- [Recorded data]:
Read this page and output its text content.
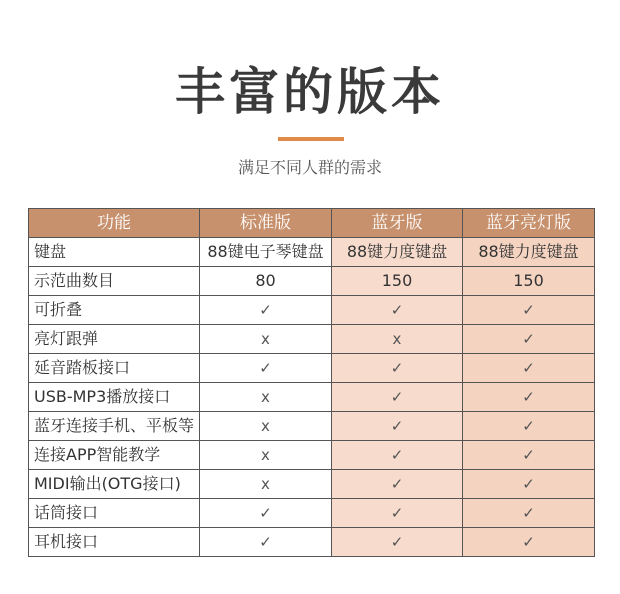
丰富的版本
满足不同人群的需求
功能	标准版	蓝牙版	蓝牙亮灯版
键盘	88键电子琴键盘	88键力度键盘	88键力度键盘
示范曲数目	80	150	150
可折叠	✓	✓	✓
亮灯跟弹	x	x	✓
延音踏板接口	✓	✓	✓
USB-MP3播放接口	x	✓	✓
蓝牙连接手机、平板等	x	✓	✓
连接APP智能教学	x	✓	✓
MIDI输出(OTG接口)	x	✓	✓
话筒接口	✓	✓	✓
耳机接口	✓	✓	✓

- [Problem]: Every record must be copied exactly, with images dropped from the result.

- [Final result]:
Read this page and output its text content.
丰富的版本
满足不同人群的需求
功能	标准版	蓝牙版	蓝牙亮灯版
键盘	88键电子琴键盘	88键力度键盘	88键力度键盘
示范曲数目	80	150	150
可折叠	✓	✓	✓
亮灯跟弹	x	x	✓
延音踏板接口	✓	✓	✓
USB-MP3播放接口	x	✓	✓
蓝牙连接手机、平板等	x	✓	✓
连接APP智能教学	x	✓	✓
MIDI输出(OTG接口)	x	✓	✓
话筒接口	✓	✓	✓
耳机接口	✓	✓	✓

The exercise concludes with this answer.